PROBLEM. Copy each line that contains the string "Setting".

━━ SUPPLIED RECORDS ━━

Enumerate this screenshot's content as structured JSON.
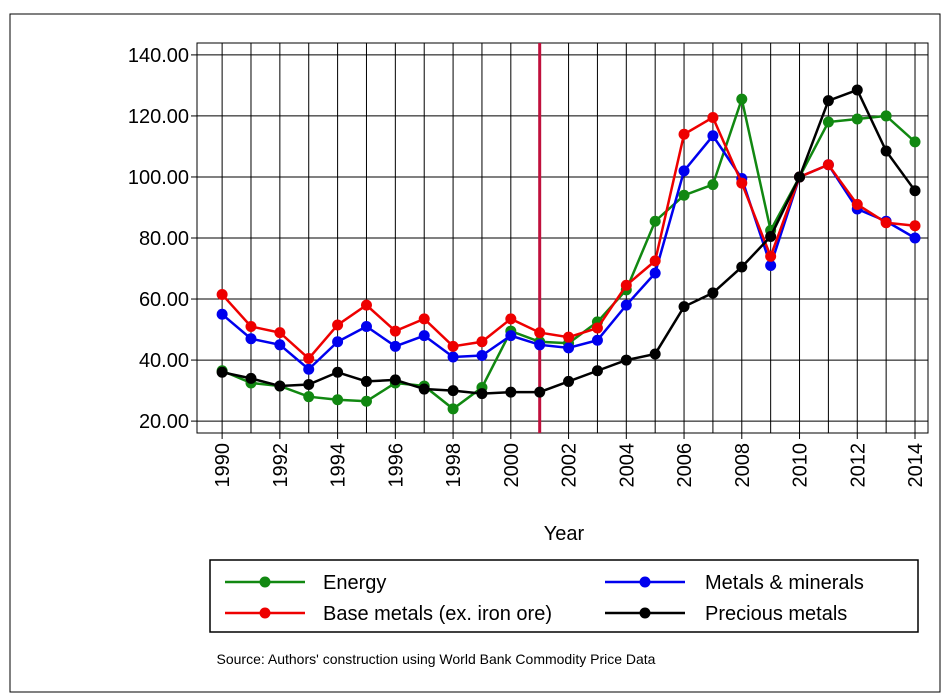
{
  "chart_data": {
    "type": "line",
    "x": [
      1990,
      1991,
      1992,
      1993,
      1994,
      1995,
      1996,
      1997,
      1998,
      1999,
      2000,
      2001,
      2002,
      2003,
      2004,
      2005,
      2006,
      2007,
      2008,
      2009,
      2010,
      2011,
      2012,
      2013,
      2014
    ],
    "series": [
      {
        "name": "Energy",
        "color": "#118811",
        "values": [
          36.5,
          32.5,
          31.5,
          28,
          27,
          26.5,
          32.5,
          31.5,
          24,
          31,
          49.5,
          46,
          45.5,
          52.5,
          63,
          85.5,
          94,
          97.5,
          125.5,
          82.5,
          100,
          118,
          119,
          120,
          111.5
        ]
      },
      {
        "name": "Metals & minerals",
        "color": "#0000ee",
        "values": [
          55,
          47,
          45,
          37,
          46,
          51,
          44.5,
          48,
          41,
          41.5,
          48,
          45,
          44,
          46.5,
          58,
          68.5,
          102,
          113.5,
          99.5,
          71,
          100,
          104,
          89.5,
          85.5,
          80
        ]
      },
      {
        "name": "Base metals (ex. iron ore)",
        "color": "#ee0000",
        "values": [
          61.5,
          51,
          49,
          40.5,
          51.5,
          58,
          49.5,
          53.5,
          44.5,
          46,
          53.5,
          49,
          47.5,
          50.5,
          64.5,
          72.5,
          114,
          119.5,
          98,
          74,
          100,
          104,
          91,
          85,
          84
        ]
      },
      {
        "name": "Precious metals",
        "color": "#000000",
        "values": [
          36,
          34,
          31.5,
          32,
          36,
          33,
          33.5,
          30.5,
          30,
          29,
          29.5,
          29.5,
          33,
          36.5,
          40,
          42,
          57.5,
          62,
          70.5,
          80.5,
          100,
          125,
          128.5,
          108.5,
          95.5
        ]
      }
    ],
    "x_label": "Year",
    "xlim": [
      1989.13,
      2014.45
    ],
    "xticks": [
      1990,
      1992,
      1994,
      1996,
      1998,
      2000,
      2002,
      2004,
      2006,
      2008,
      2010,
      2012,
      2014
    ],
    "xminor": [
      1991,
      1993,
      1995,
      1997,
      1999,
      2001,
      2003,
      2005,
      2007,
      2009,
      2011,
      2013
    ],
    "ylim": [
      16.1,
      143.9
    ],
    "yticks": [
      {
        "value": 20,
        "label": "20.00"
      },
      {
        "value": 40,
        "label": "40.00"
      },
      {
        "value": 60,
        "label": "60.00"
      },
      {
        "value": 80,
        "label": "80.00"
      },
      {
        "value": 100,
        "label": "100.00"
      },
      {
        "value": 120,
        "label": "120.00"
      },
      {
        "value": 140,
        "label": "140.00"
      }
    ],
    "vline": {
      "x": 2001,
      "color": "#c0103c"
    },
    "grid": true,
    "legend": "bottom",
    "source": "Source: Authors' construction using World Bank Commodity Price Data"
  }
}
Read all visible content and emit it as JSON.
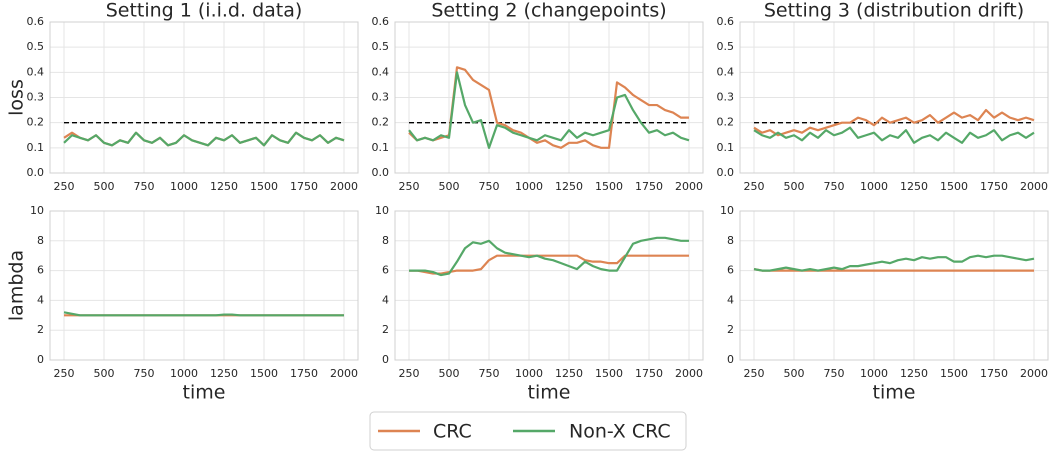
{
  "chart_data": [
    {
      "type": "line",
      "title": "Setting 1 (i.i.d. data)",
      "ylabel": "loss",
      "x": [
        250,
        300,
        350,
        400,
        450,
        500,
        550,
        600,
        650,
        700,
        750,
        800,
        850,
        900,
        950,
        1000,
        1050,
        1100,
        1150,
        1200,
        1250,
        1300,
        1350,
        1400,
        1450,
        1500,
        1550,
        1600,
        1650,
        1700,
        1750,
        1800,
        1850,
        1900,
        1950,
        2000
      ],
      "xlim": [
        162.5,
        2087.5
      ],
      "xticks": [
        250,
        500,
        750,
        1000,
        1250,
        1500,
        1750,
        2000
      ],
      "ylim": [
        0,
        0.6
      ],
      "yticks": [
        {
          "value": 0,
          "label": "0.0"
        },
        0.1,
        0.2,
        0.3,
        0.4,
        0.5,
        0.6
      ],
      "hline": 0.2,
      "series": [
        {
          "name": "CRC",
          "color": "#dd8452",
          "values": [
            0.14,
            0.16,
            0.14,
            0.13,
            0.15,
            0.12,
            0.11,
            0.13,
            0.12,
            0.16,
            0.13,
            0.12,
            0.14,
            0.11,
            0.12,
            0.15,
            0.13,
            0.12,
            0.11,
            0.14,
            0.13,
            0.15,
            0.12,
            0.13,
            0.14,
            0.11,
            0.15,
            0.13,
            0.12,
            0.16,
            0.14,
            0.13,
            0.15,
            0.12,
            0.14,
            0.13
          ]
        },
        {
          "name": "Non-X CRC",
          "color": "#55a868",
          "values": [
            0.12,
            0.15,
            0.14,
            0.13,
            0.15,
            0.12,
            0.11,
            0.13,
            0.12,
            0.16,
            0.13,
            0.12,
            0.14,
            0.11,
            0.12,
            0.15,
            0.13,
            0.12,
            0.11,
            0.14,
            0.13,
            0.15,
            0.12,
            0.13,
            0.14,
            0.11,
            0.15,
            0.13,
            0.12,
            0.16,
            0.14,
            0.13,
            0.15,
            0.12,
            0.14,
            0.13
          ]
        }
      ]
    },
    {
      "type": "line",
      "title": "Setting 2 (changepoints)",
      "x": [
        250,
        300,
        350,
        400,
        450,
        500,
        550,
        600,
        650,
        700,
        750,
        800,
        850,
        900,
        950,
        1000,
        1050,
        1100,
        1150,
        1200,
        1250,
        1300,
        1350,
        1400,
        1450,
        1500,
        1550,
        1600,
        1650,
        1700,
        1750,
        1800,
        1850,
        1900,
        1950,
        2000
      ],
      "xlim": [
        162.5,
        2087.5
      ],
      "xticks": [
        250,
        500,
        750,
        1000,
        1250,
        1500,
        1750,
        2000
      ],
      "ylim": [
        0,
        0.6
      ],
      "yticks": [
        {
          "value": 0,
          "label": "0.0"
        },
        0.1,
        0.2,
        0.3,
        0.4,
        0.5,
        0.6
      ],
      "hline": 0.2,
      "series": [
        {
          "name": "CRC",
          "color": "#dd8452",
          "values": [
            0.16,
            0.13,
            0.14,
            0.13,
            0.14,
            0.15,
            0.42,
            0.41,
            0.37,
            0.35,
            0.33,
            0.2,
            0.19,
            0.17,
            0.16,
            0.14,
            0.12,
            0.13,
            0.11,
            0.1,
            0.12,
            0.12,
            0.13,
            0.11,
            0.1,
            0.1,
            0.36,
            0.34,
            0.31,
            0.29,
            0.27,
            0.27,
            0.25,
            0.24,
            0.22,
            0.22
          ]
        },
        {
          "name": "Non-X CRC",
          "color": "#55a868",
          "values": [
            0.17,
            0.13,
            0.14,
            0.13,
            0.15,
            0.14,
            0.4,
            0.27,
            0.2,
            0.21,
            0.1,
            0.19,
            0.18,
            0.16,
            0.15,
            0.14,
            0.13,
            0.15,
            0.14,
            0.13,
            0.17,
            0.14,
            0.16,
            0.15,
            0.16,
            0.17,
            0.3,
            0.31,
            0.25,
            0.2,
            0.16,
            0.17,
            0.15,
            0.16,
            0.14,
            0.13
          ]
        }
      ]
    },
    {
      "type": "line",
      "title": "Setting 3 (distribution drift)",
      "x": [
        250,
        300,
        350,
        400,
        450,
        500,
        550,
        600,
        650,
        700,
        750,
        800,
        850,
        900,
        950,
        1000,
        1050,
        1100,
        1150,
        1200,
        1250,
        1300,
        1350,
        1400,
        1450,
        1500,
        1550,
        1600,
        1650,
        1700,
        1750,
        1800,
        1850,
        1900,
        1950,
        2000
      ],
      "xlim": [
        162.5,
        2087.5
      ],
      "xticks": [
        250,
        500,
        750,
        1000,
        1250,
        1500,
        1750,
        2000
      ],
      "ylim": [
        0,
        0.6
      ],
      "yticks": [
        {
          "value": 0,
          "label": "0.0"
        },
        0.1,
        0.2,
        0.3,
        0.4,
        0.5,
        0.6
      ],
      "hline": 0.2,
      "series": [
        {
          "name": "CRC",
          "color": "#dd8452",
          "values": [
            0.18,
            0.16,
            0.17,
            0.15,
            0.16,
            0.17,
            0.16,
            0.18,
            0.17,
            0.18,
            0.19,
            0.2,
            0.2,
            0.22,
            0.21,
            0.19,
            0.22,
            0.2,
            0.21,
            0.22,
            0.2,
            0.21,
            0.23,
            0.2,
            0.22,
            0.24,
            0.22,
            0.23,
            0.21,
            0.25,
            0.22,
            0.24,
            0.22,
            0.21,
            0.22,
            0.21
          ]
        },
        {
          "name": "Non-X CRC",
          "color": "#55a868",
          "values": [
            0.17,
            0.15,
            0.14,
            0.16,
            0.14,
            0.15,
            0.13,
            0.16,
            0.14,
            0.17,
            0.15,
            0.16,
            0.18,
            0.14,
            0.15,
            0.16,
            0.13,
            0.15,
            0.14,
            0.17,
            0.12,
            0.14,
            0.15,
            0.13,
            0.16,
            0.14,
            0.12,
            0.16,
            0.14,
            0.15,
            0.17,
            0.13,
            0.15,
            0.16,
            0.14,
            0.16
          ]
        }
      ]
    },
    {
      "type": "line",
      "ylabel": "lambda",
      "xlabel": "time",
      "x": [
        250,
        300,
        350,
        400,
        450,
        500,
        550,
        600,
        650,
        700,
        750,
        800,
        850,
        900,
        950,
        1000,
        1050,
        1100,
        1150,
        1200,
        1250,
        1300,
        1350,
        1400,
        1450,
        1500,
        1550,
        1600,
        1650,
        1700,
        1750,
        1800,
        1850,
        1900,
        1950,
        2000
      ],
      "xlim": [
        162.5,
        2087.5
      ],
      "xticks": [
        250,
        500,
        750,
        1000,
        1250,
        1500,
        1750,
        2000
      ],
      "ylim": [
        0,
        10
      ],
      "yticks": [
        0,
        2,
        4,
        6,
        8,
        10
      ],
      "series": [
        {
          "name": "CRC",
          "color": "#dd8452",
          "values": [
            3,
            3,
            3,
            3,
            3,
            3,
            3,
            3,
            3,
            3,
            3,
            3,
            3,
            3,
            3,
            3,
            3,
            3,
            3,
            3,
            3,
            3,
            3,
            3,
            3,
            3,
            3,
            3,
            3,
            3,
            3,
            3,
            3,
            3,
            3,
            3
          ]
        },
        {
          "name": "Non-X CRC",
          "color": "#55a868",
          "values": [
            3.2,
            3.1,
            3,
            3,
            3,
            3,
            3,
            3,
            3,
            3,
            3,
            3,
            3,
            3,
            3,
            3,
            3,
            3,
            3,
            3,
            3.05,
            3.05,
            3,
            3,
            3,
            3,
            3,
            3,
            3,
            3,
            3,
            3,
            3,
            3,
            3,
            3
          ]
        }
      ]
    },
    {
      "type": "line",
      "xlabel": "time",
      "x": [
        250,
        300,
        350,
        400,
        450,
        500,
        550,
        600,
        650,
        700,
        750,
        800,
        850,
        900,
        950,
        1000,
        1050,
        1100,
        1150,
        1200,
        1250,
        1300,
        1350,
        1400,
        1450,
        1500,
        1550,
        1600,
        1650,
        1700,
        1750,
        1800,
        1850,
        1900,
        1950,
        2000
      ],
      "xlim": [
        162.5,
        2087.5
      ],
      "xticks": [
        250,
        500,
        750,
        1000,
        1250,
        1500,
        1750,
        2000
      ],
      "ylim": [
        0,
        10
      ],
      "yticks": [
        0,
        2,
        4,
        6,
        8,
        10
      ],
      "series": [
        {
          "name": "CRC",
          "color": "#dd8452",
          "values": [
            6,
            6,
            5.9,
            5.8,
            5.8,
            5.9,
            6,
            6,
            6,
            6.1,
            6.7,
            7,
            7,
            7,
            7,
            7,
            7,
            7,
            7,
            7,
            7,
            7,
            6.7,
            6.6,
            6.6,
            6.5,
            6.5,
            7,
            7,
            7,
            7,
            7,
            7,
            7,
            7,
            7
          ]
        },
        {
          "name": "Non-X CRC",
          "color": "#55a868",
          "values": [
            6,
            6,
            6,
            5.9,
            5.7,
            5.8,
            6.6,
            7.5,
            7.9,
            7.8,
            8,
            7.5,
            7.2,
            7.1,
            7,
            6.9,
            7,
            6.8,
            6.7,
            6.5,
            6.3,
            6.1,
            6.6,
            6.3,
            6.1,
            6,
            6,
            6.9,
            7.8,
            8,
            8.1,
            8.2,
            8.2,
            8.1,
            8,
            8
          ]
        }
      ]
    },
    {
      "type": "line",
      "xlabel": "time",
      "x": [
        250,
        300,
        350,
        400,
        450,
        500,
        550,
        600,
        650,
        700,
        750,
        800,
        850,
        900,
        950,
        1000,
        1050,
        1100,
        1150,
        1200,
        1250,
        1300,
        1350,
        1400,
        1450,
        1500,
        1550,
        1600,
        1650,
        1700,
        1750,
        1800,
        1850,
        1900,
        1950,
        2000
      ],
      "xlim": [
        162.5,
        2087.5
      ],
      "xticks": [
        250,
        500,
        750,
        1000,
        1250,
        1500,
        1750,
        2000
      ],
      "ylim": [
        0,
        10
      ],
      "yticks": [
        0,
        2,
        4,
        6,
        8,
        10
      ],
      "series": [
        {
          "name": "CRC",
          "color": "#dd8452",
          "values": [
            6.1,
            6,
            6,
            6,
            6,
            6,
            6,
            6,
            6,
            6,
            6,
            6,
            6,
            6,
            6,
            6,
            6,
            6,
            6,
            6,
            6,
            6,
            6,
            6,
            6,
            6,
            6,
            6,
            6,
            6,
            6,
            6,
            6,
            6,
            6,
            6
          ]
        },
        {
          "name": "Non-X CRC",
          "color": "#55a868",
          "values": [
            6.1,
            6,
            6,
            6.1,
            6.2,
            6.1,
            6,
            6.1,
            6,
            6.1,
            6.2,
            6.1,
            6.3,
            6.3,
            6.4,
            6.5,
            6.6,
            6.5,
            6.7,
            6.8,
            6.7,
            6.9,
            6.8,
            6.9,
            6.9,
            6.6,
            6.6,
            6.9,
            7,
            6.9,
            7,
            7,
            6.9,
            6.8,
            6.7,
            6.8
          ]
        }
      ]
    }
  ]
}
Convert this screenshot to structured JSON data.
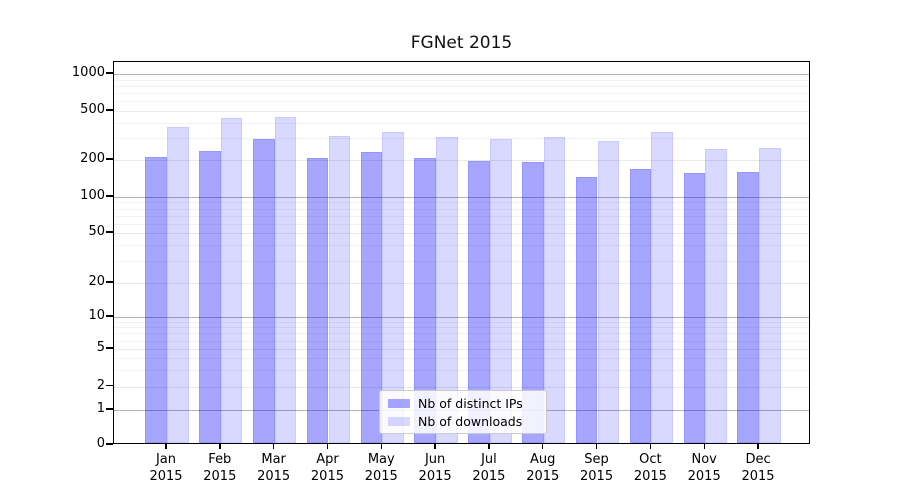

━━━

FINISHED EXERCISE.
      "title": "Setting 1 (i.i.d. data)",
      "title": "Setting 2 (changepoints)",
      "title": "Setting 3 (distribution drift)",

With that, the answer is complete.